Lines of data
--

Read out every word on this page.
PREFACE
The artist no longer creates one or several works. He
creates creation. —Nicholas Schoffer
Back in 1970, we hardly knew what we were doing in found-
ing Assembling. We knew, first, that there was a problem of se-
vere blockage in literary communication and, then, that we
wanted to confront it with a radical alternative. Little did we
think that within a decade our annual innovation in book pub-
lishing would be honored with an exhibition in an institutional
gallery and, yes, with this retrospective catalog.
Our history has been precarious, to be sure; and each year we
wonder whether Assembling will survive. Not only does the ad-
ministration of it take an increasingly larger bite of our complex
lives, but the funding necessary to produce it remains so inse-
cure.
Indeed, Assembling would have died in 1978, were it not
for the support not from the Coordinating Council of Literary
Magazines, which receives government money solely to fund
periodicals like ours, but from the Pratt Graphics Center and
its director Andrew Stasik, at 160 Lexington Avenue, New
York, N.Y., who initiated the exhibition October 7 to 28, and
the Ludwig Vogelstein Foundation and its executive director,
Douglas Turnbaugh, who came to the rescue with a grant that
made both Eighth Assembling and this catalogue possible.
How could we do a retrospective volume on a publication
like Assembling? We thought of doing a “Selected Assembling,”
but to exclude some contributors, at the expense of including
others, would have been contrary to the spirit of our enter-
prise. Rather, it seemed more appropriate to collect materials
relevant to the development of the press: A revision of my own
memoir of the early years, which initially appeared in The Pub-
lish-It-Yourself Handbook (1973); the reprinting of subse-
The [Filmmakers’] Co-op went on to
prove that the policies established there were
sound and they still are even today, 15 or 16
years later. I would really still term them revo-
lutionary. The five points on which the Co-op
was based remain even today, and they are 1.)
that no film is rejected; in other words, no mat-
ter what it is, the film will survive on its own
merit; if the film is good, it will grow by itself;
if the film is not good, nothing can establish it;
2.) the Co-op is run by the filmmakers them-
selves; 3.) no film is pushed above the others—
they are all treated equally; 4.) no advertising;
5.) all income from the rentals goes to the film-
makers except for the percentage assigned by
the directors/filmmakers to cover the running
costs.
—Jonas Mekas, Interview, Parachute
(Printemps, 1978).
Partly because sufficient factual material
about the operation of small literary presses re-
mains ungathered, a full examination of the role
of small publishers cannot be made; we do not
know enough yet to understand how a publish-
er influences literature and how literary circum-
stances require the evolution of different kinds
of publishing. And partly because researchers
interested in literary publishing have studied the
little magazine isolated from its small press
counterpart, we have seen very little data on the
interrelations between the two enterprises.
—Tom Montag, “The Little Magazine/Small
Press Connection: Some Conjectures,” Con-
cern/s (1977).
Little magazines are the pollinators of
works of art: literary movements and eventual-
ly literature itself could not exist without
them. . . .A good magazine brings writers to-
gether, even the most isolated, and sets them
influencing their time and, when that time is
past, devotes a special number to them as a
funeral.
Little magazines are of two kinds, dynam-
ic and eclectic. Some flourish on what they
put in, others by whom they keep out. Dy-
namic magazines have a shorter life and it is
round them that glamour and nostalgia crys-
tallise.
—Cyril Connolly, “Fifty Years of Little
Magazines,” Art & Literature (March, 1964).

--

- Exercise instructions
Transcribe all entries exactly as they are given.

- Result of the task
Read out every word on this page.
PREFACE
The artist no longer creates one or several works. He
creates creation. —Nicholas Schoffer
Back in 1970, we hardly knew what we were doing in found-
ing Assembling. We knew, first, that there was a problem of se-
vere blockage in literary communication and, then, that we
wanted to confront it with a radical alternative. Little did we
think that within a decade our annual innovation in book pub-
lishing would be honored with an exhibition in an institutional
gallery and, yes, with this retrospective catalog.
Our history has been precarious, to be sure; and each year we
wonder whether Assembling will survive. Not only does the ad-
ministration of it take an increasingly larger bite of our complex
lives, but the funding necessary to produce it remains so inse-
cure.
Indeed, Assembling would have died in 1978, were it not
for the support not from the Coordinating Council of Literary
Magazines, which receives government money solely to fund
periodicals like ours, but from the Pratt Graphics Center and
its director Andrew Stasik, at 160 Lexington Avenue, New
York, N.Y., who initiated the exhibition October 7 to 28, and
the Ludwig Vogelstein Foundation and its executive director,
Douglas Turnbaugh, who came to the rescue with a grant that
made both Eighth Assembling and this catalogue possible.
How could we do a retrospective volume on a publication
like Assembling? We thought of doing a “Selected Assembling,”
but to exclude some contributors, at the expense of including
others, would have been contrary to the spirit of our enter-
prise. Rather, it seemed more appropriate to collect materials
relevant to the development of the press: A revision of my own
memoir of the early years, which initially appeared in The Pub-
lish-It-Yourself Handbook (1973); the reprinting of subse-
The [Filmmakers’] Co-op went on to
prove that the policies established there were
sound and they still are even today, 15 or 16
years later. I would really still term them revo-
lutionary. The five points on which the Co-op
was based remain even today, and they are 1.)
that no film is rejected; in other words, no mat-
ter what it is, the film will survive on its own
merit; if the film is good, it will grow by itself;
if the film is not good, nothing can establish it;
2.) the Co-op is run by the filmmakers them-
selves; 3.) no film is pushed above the others—
they are all treated equally; 4.) no advertising;
5.) all income from the rentals goes to the film-
makers except for the percentage assigned by
the directors/filmmakers to cover the running
costs.
—Jonas Mekas, Interview, Parachute
(Printemps, 1978).
Partly because sufficient factual material
about the operation of small literary presses re-
mains ungathered, a full examination of the role
of small publishers cannot be made; we do not
know enough yet to understand how a publish-
er influences literature and how literary circum-
stances require the evolution of different kinds
of publishing. And partly because researchers
interested in literary publishing have studied the
little magazine isolated from its small press
counterpart, we have seen very little data on the
interrelations between the two enterprises.
—Tom Montag, “The Little Magazine/Small
Press Connection: Some Conjectures,” Con-
cern/s (1977).
Little magazines are the pollinators of
works of art: literary movements and eventual-
ly literature itself could not exist without
them. . . .A good magazine brings writers to-
gether, even the most isolated, and sets them
influencing their time and, when that time is
past, devotes a special number to them as a
funeral.
Little magazines are of two kinds, dynam-
ic and eclectic. Some flourish on what they
put in, others by whom they keep out. Dy-
namic magazines have a shorter life and it is
round them that glamour and nostalgia crys-
tallise.
—Cyril Connolly, “Fifty Years of Little
Magazines,” Art & Literature (March, 1964).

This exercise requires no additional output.